- _Required task_: Go through the entries below and pick out every line with "Gulf".

- _Record extracts_:
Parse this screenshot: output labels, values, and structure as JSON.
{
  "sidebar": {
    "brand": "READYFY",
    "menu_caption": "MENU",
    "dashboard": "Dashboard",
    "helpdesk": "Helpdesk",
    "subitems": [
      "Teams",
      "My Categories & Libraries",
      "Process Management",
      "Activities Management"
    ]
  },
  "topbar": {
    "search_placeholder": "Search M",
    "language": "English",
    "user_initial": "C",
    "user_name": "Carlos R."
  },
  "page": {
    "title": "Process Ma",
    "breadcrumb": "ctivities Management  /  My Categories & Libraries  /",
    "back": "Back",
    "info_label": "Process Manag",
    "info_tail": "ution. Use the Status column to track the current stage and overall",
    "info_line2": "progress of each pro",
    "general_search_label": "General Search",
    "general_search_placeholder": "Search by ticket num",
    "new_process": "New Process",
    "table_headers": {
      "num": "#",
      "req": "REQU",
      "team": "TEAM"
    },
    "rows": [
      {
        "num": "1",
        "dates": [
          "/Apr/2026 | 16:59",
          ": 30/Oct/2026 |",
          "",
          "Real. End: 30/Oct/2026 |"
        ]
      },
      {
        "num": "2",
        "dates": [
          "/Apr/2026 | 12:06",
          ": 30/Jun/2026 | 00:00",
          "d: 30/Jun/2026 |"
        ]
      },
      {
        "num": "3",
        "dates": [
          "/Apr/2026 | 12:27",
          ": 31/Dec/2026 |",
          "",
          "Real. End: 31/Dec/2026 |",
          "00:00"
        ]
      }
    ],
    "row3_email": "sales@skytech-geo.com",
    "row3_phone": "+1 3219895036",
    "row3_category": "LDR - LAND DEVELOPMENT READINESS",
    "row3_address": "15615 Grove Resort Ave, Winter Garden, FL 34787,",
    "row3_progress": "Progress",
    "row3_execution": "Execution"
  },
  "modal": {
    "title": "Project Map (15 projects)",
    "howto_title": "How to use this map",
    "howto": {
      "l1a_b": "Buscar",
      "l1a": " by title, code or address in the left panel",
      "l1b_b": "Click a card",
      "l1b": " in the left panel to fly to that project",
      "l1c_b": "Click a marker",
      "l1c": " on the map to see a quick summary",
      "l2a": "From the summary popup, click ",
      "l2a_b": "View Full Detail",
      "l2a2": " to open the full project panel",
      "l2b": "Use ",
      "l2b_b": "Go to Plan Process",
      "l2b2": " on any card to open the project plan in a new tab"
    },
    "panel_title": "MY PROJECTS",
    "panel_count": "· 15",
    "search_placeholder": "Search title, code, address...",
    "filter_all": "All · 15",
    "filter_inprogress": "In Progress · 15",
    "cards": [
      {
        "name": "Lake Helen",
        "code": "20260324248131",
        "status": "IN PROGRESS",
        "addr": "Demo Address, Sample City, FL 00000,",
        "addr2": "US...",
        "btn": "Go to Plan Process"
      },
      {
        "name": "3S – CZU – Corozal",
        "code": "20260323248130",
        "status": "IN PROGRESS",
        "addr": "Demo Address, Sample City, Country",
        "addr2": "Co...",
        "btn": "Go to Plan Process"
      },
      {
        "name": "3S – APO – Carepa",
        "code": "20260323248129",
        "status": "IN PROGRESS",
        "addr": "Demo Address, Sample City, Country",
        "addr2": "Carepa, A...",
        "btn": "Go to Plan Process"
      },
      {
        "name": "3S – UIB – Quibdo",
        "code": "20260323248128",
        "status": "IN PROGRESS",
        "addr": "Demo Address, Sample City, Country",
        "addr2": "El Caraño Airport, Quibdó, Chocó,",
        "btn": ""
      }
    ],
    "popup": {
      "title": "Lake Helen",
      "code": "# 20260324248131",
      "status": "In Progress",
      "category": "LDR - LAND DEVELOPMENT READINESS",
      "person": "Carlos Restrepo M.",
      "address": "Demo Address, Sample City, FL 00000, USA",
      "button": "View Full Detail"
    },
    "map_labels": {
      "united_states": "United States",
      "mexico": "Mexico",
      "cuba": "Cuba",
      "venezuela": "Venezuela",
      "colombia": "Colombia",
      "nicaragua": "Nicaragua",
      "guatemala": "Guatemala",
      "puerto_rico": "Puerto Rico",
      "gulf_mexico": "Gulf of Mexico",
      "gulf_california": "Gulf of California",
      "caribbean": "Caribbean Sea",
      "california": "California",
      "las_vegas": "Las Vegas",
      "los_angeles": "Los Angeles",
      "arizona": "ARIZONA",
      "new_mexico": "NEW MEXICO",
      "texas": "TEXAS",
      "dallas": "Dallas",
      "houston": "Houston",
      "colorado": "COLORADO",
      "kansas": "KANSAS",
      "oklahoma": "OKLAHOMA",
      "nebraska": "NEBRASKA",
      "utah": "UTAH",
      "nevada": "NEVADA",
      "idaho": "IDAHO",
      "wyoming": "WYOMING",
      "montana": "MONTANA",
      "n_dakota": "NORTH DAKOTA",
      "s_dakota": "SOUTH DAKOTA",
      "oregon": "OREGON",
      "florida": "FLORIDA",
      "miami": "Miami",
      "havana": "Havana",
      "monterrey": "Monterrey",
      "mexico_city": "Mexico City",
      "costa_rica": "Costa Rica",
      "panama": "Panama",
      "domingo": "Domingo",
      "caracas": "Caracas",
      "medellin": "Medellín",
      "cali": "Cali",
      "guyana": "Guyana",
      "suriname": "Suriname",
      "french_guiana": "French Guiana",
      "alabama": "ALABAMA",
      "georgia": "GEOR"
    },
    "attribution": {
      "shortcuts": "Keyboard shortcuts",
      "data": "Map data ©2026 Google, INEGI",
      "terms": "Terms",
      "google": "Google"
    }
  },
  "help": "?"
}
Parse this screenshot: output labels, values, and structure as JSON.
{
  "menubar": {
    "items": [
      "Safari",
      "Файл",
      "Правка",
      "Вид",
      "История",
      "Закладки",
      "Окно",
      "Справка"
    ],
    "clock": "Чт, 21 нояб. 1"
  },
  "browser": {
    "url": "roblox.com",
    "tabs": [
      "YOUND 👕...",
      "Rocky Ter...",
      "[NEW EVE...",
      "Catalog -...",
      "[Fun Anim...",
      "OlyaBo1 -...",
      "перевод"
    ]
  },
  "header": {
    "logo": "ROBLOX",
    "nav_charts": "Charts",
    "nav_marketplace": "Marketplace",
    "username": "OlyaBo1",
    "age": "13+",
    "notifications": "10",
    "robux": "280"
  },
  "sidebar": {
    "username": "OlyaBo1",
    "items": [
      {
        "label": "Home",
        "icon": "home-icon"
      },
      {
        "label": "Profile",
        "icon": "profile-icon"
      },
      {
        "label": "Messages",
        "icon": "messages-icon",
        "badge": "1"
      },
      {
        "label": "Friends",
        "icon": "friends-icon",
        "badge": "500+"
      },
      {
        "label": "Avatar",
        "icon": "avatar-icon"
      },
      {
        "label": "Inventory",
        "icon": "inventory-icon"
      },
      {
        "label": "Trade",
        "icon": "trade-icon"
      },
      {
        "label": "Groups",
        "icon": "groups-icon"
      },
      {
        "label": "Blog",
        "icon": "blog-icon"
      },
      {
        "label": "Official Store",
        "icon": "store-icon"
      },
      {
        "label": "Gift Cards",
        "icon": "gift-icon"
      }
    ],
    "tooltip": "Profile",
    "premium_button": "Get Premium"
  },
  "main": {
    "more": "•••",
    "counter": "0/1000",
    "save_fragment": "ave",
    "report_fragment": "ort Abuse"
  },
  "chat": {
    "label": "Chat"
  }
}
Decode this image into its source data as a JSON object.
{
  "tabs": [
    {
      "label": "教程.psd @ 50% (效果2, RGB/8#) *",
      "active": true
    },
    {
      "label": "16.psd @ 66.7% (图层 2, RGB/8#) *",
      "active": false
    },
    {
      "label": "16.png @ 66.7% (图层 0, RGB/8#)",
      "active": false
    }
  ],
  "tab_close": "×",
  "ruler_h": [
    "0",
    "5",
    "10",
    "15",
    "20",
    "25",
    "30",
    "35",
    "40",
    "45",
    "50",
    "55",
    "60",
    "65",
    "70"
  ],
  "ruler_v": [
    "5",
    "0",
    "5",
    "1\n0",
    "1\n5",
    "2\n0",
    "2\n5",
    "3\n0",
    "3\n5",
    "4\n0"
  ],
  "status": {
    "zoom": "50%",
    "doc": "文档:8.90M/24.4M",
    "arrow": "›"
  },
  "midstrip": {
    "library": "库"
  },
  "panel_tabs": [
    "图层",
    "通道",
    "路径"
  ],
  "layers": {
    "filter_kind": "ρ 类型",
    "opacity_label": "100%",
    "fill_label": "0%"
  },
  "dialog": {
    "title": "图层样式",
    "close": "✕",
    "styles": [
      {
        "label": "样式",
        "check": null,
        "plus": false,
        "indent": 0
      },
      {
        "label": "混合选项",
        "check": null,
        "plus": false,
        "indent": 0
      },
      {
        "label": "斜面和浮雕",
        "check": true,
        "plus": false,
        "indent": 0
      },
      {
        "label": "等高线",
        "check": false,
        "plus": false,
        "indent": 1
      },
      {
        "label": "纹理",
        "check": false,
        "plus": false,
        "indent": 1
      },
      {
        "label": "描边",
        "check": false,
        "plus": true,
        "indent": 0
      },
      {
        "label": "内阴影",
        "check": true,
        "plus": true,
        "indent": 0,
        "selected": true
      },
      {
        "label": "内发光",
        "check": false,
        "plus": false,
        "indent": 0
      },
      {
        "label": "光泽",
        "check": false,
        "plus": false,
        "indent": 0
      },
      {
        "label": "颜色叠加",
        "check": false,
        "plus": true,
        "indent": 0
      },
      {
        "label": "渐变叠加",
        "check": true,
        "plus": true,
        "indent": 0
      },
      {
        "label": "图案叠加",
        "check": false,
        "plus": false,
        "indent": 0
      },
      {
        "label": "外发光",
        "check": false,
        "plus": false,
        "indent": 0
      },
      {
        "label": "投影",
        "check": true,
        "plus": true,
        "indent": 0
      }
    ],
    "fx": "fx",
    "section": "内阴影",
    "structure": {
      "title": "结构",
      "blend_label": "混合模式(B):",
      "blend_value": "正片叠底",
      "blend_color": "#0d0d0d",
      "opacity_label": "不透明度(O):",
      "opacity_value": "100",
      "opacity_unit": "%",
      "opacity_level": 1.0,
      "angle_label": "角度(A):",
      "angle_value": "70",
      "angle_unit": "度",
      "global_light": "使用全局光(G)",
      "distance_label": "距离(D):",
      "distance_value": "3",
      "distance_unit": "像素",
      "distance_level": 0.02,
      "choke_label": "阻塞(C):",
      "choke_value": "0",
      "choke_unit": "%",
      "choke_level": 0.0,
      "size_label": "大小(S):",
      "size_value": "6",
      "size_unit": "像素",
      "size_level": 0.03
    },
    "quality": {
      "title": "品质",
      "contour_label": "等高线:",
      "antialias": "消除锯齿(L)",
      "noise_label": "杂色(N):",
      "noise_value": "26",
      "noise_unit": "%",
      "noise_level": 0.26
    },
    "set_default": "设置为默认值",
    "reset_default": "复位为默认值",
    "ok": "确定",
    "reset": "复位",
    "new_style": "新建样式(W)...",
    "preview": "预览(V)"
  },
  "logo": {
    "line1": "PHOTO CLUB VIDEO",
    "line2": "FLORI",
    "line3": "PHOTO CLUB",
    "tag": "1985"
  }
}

- _Output for this exercise_:
      "gulf_mexico": "Gulf of Mexico",
      "gulf_california": "Gulf of California",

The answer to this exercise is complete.